**REQUIRED TASK:** Below is a set of entries. Reproduce exactly the lines from the one containing "Parse this screenshot: output" through the end, both included.

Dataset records
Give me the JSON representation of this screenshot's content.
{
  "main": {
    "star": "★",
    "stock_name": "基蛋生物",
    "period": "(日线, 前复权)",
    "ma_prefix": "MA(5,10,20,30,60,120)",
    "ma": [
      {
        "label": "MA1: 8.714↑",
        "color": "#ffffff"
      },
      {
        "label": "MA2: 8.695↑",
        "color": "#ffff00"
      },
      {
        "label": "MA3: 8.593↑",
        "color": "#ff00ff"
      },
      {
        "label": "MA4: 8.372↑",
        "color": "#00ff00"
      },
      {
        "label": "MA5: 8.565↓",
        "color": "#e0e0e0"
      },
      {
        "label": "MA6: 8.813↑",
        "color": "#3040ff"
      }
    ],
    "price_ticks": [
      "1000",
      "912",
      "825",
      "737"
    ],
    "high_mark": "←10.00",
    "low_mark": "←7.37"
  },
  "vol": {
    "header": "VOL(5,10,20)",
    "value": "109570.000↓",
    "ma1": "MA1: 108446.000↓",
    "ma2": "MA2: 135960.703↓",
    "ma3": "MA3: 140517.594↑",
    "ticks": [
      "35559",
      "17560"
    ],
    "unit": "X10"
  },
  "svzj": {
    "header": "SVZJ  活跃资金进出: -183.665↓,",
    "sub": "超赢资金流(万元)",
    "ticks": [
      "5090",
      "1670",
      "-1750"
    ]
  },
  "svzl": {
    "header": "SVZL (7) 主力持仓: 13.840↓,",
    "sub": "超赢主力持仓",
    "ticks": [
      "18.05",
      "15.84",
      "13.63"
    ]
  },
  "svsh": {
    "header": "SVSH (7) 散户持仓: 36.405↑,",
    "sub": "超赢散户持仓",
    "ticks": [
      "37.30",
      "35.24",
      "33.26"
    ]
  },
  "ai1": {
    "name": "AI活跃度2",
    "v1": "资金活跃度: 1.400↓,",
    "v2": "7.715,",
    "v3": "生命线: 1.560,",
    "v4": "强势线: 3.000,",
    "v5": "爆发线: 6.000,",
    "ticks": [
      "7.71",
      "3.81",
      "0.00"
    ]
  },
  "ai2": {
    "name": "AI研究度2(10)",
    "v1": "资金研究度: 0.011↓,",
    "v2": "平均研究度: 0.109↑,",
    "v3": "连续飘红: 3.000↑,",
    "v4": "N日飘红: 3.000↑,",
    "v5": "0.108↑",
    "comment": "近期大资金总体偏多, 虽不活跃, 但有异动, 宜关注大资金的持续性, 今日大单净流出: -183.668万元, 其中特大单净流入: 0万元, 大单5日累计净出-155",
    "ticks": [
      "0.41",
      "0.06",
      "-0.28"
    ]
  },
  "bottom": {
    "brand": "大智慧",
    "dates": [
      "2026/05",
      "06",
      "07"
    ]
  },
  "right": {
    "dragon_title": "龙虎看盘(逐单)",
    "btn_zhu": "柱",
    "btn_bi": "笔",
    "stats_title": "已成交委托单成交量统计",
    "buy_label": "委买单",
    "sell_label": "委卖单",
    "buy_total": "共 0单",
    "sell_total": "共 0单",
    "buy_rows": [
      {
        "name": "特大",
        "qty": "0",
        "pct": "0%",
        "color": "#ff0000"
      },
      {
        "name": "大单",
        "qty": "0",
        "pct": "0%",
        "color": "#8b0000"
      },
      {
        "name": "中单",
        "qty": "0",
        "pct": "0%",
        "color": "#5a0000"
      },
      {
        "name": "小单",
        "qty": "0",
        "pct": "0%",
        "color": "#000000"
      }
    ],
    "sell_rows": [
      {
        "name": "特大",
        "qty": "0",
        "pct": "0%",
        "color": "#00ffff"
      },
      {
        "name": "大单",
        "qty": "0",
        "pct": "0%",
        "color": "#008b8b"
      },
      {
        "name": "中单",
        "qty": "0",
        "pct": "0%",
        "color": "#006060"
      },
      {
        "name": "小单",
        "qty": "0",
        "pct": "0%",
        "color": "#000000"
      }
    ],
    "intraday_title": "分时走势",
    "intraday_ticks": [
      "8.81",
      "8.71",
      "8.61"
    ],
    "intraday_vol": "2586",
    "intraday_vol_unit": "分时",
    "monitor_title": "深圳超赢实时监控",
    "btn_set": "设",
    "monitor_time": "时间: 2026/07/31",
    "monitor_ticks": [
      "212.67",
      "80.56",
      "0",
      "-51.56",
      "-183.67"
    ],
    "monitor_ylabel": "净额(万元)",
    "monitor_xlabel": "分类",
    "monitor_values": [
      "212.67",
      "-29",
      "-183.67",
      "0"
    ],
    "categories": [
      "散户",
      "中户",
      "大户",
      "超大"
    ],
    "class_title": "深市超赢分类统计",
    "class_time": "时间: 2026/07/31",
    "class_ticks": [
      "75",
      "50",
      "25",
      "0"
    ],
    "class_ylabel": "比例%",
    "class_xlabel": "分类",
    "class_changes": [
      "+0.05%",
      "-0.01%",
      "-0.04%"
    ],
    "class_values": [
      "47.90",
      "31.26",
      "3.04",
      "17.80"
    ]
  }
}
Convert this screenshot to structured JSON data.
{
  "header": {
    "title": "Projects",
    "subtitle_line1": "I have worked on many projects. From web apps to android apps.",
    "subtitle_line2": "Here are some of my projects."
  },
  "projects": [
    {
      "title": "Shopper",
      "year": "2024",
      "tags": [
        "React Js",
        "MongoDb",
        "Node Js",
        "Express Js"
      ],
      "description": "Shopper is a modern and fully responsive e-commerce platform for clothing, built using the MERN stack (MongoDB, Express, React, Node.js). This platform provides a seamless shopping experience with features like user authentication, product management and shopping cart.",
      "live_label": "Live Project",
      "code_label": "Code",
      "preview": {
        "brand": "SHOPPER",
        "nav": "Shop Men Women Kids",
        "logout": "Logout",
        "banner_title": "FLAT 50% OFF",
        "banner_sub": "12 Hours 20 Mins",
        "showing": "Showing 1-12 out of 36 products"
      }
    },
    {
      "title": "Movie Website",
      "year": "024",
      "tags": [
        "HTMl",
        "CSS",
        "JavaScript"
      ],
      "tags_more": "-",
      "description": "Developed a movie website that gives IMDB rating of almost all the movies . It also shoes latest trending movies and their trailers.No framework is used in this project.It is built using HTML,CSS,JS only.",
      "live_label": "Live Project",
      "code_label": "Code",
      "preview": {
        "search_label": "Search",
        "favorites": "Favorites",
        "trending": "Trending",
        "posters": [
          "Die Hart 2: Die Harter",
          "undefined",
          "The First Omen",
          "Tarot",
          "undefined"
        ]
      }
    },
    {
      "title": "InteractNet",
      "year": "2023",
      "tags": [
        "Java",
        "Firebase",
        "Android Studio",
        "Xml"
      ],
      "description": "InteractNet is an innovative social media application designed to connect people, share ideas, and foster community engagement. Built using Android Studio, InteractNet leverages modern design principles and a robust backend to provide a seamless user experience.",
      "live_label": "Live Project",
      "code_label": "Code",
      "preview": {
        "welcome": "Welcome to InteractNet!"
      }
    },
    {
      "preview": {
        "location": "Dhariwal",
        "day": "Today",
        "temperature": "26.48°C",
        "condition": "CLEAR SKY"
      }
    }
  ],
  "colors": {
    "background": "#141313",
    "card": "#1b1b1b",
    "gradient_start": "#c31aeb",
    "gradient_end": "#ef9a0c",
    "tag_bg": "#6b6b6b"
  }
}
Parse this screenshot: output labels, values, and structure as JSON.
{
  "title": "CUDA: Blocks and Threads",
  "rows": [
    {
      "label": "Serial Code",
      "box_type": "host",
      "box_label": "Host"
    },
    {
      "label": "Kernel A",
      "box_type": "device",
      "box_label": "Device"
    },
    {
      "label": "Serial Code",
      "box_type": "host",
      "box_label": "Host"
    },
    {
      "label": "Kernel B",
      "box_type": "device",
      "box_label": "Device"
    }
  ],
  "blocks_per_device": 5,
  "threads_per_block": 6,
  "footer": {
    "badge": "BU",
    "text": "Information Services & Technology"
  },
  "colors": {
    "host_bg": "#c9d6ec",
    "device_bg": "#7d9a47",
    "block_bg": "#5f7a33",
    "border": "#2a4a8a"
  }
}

**REPLY:**
Parse this screenshot: output labels, values, and structure as JSON.
{
  "title": "CUDA: Blocks and Threads",
  "rows": [
    {
      "label": "Serial Code",
      "box_type": "host",
      "box_label": "Host"
    },
    {
      "label": "Kernel A",
      "box_type": "device",
      "box_label": "Device"
    },
    {
      "label": "Serial Code",
      "box_type": "host",
      "box_label": "Host"
    },
    {
      "label": "Kernel B",
      "box_type": "device",
      "box_label": "Device"
    }
  ],
  "blocks_per_device": 5,
  "threads_per_block": 6,
  "footer": {
    "badge": "BU",
    "text": "Information Services & Technology"
  },
  "colors": {
    "host_bg": "#c9d6ec",
    "device_bg": "#7d9a47",
    "block_bg": "#5f7a33",
    "border": "#2a4a8a"
  }
}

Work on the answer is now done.